### EXERCISE INPUT
━━━

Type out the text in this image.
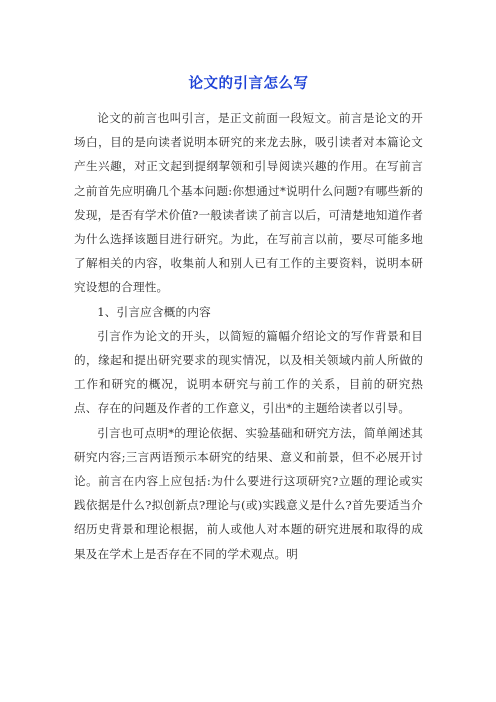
论文的引言怎么写

论文的前言也叫引言，是正文前面一段短文。前言是论文的开场白，目的是向读者说明本研究的来龙去脉，吸引读者对本篇论文产生兴趣，对正文起到提纲挈领和引导阅读兴趣的作用。在写前言之前首先应明确几个基本问题:你想通过*说明什么问题?有哪些新的发现，是否有学术价值?一般读者读了前言以后，可清楚地知道作者为什么选择该题目进行研究。为此，在写前言以前，要尽可能多地了解相关的内容，收集前人和别人已有工作的主要资料，说明本研究设想的合理性。

1、引言应含概的内容

引言作为论文的开头，以简短的篇幅介绍论文的写作背景和目的，缘起和提出研究要求的现实情况，以及相关领域内前人所做的工作和研究的概况，说明本研究与前工作的关系，目前的研究热点、存在的问题及作者的工作意义，引出*的主题给读者以引导。

引言也可点明*的理论依据、实验基础和研究方法，简单阐述其研究内容;三言两语预示本研究的结果、意义和前景，但不必展开讨论。前言在内容上应包括:为什么要进行这项研究?立题的理论或实践依据是什么?拟创新点?理论与(或)实践意义是什么?首先要适当介绍历史背景和理论根据，前人或他人对本题的研究进展和取得的成果及在学术上是否存在不同的学术观点。明
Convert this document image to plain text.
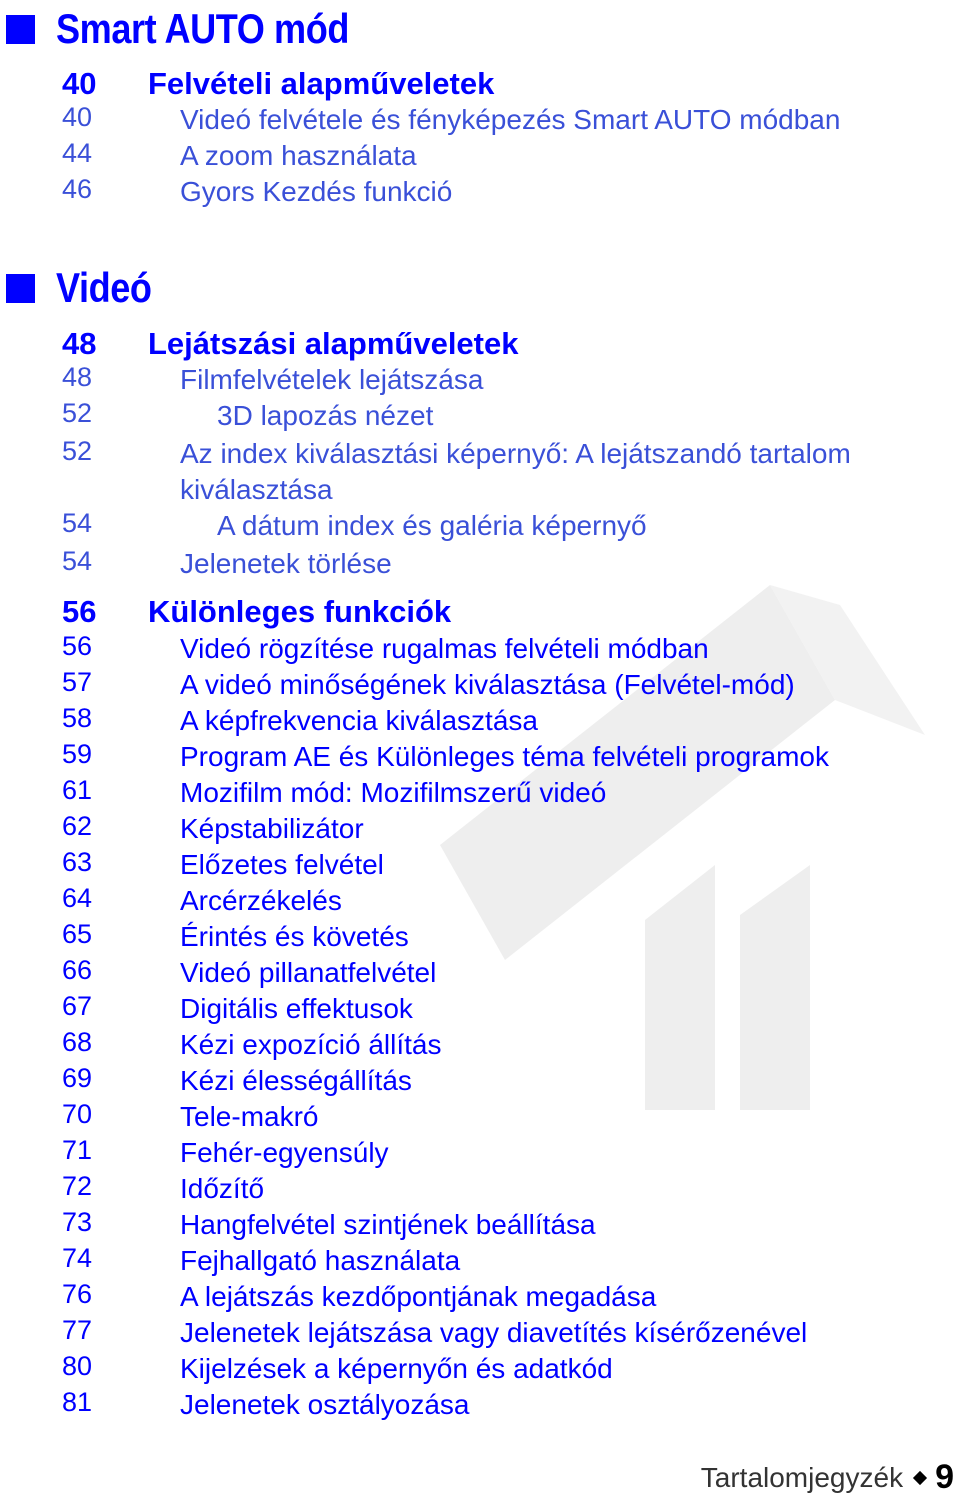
Smart AUTO mód
40 Felvételi alapműveletek
40	Videó felvétele és fényképezés Smart AUTO módban
44	A zoom használata
46	Gyors Kezdés funkció
Videó
48 Lejátszási alapműveletek
48	Filmfelvételek lejátszása
52	3D lapozás nézet
52	Az index kiválasztási képernyő: A lejátszandó tartalom
kiválasztása
54	A dátum index és galéria képernyő
54	Jelenetek törlése
56 Különleges funkciók
56	Videó rögzítése rugalmas felvételi módban
57	A videó minőségének kiválasztása (Felvétel-mód)
58	A képfrekvencia kiválasztása
59	Program AE és Különleges téma felvételi programok
61	Mozifilm mód: Mozifilmszerű videó
62	Képstabilizátor
63	Előzetes felvétel
64	Arcérzékelés
65	Érintés és követés
66	Videó pillanatfelvétel
67	Digitális effektusok
68	Kézi expozíció állítás
69	Kézi élességállítás
70	Tele-makró
71	Fehér-egyensúly
72	Időzítő
73	Hangfelvétel szintjének beállítása
74	Fejhallgató használata
76	A lejátszás kezdőpontjának megadása
77	Jelenetek lejátszása vagy diavetítés kísérőzenével
80	Kijelzések a képernyőn és adatkód
81	Jelenetek osztályozása
Tartalomjegyzék 9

━━━

### INSTRUCTIONS TO FOLLOW
Pull out the lines above in which the word "index" appears.

### COMPLETE OUTPUT
52	Az index kiválasztási képernyő: A lejátszandó tartalom
54	A dátum index és galéria képernyő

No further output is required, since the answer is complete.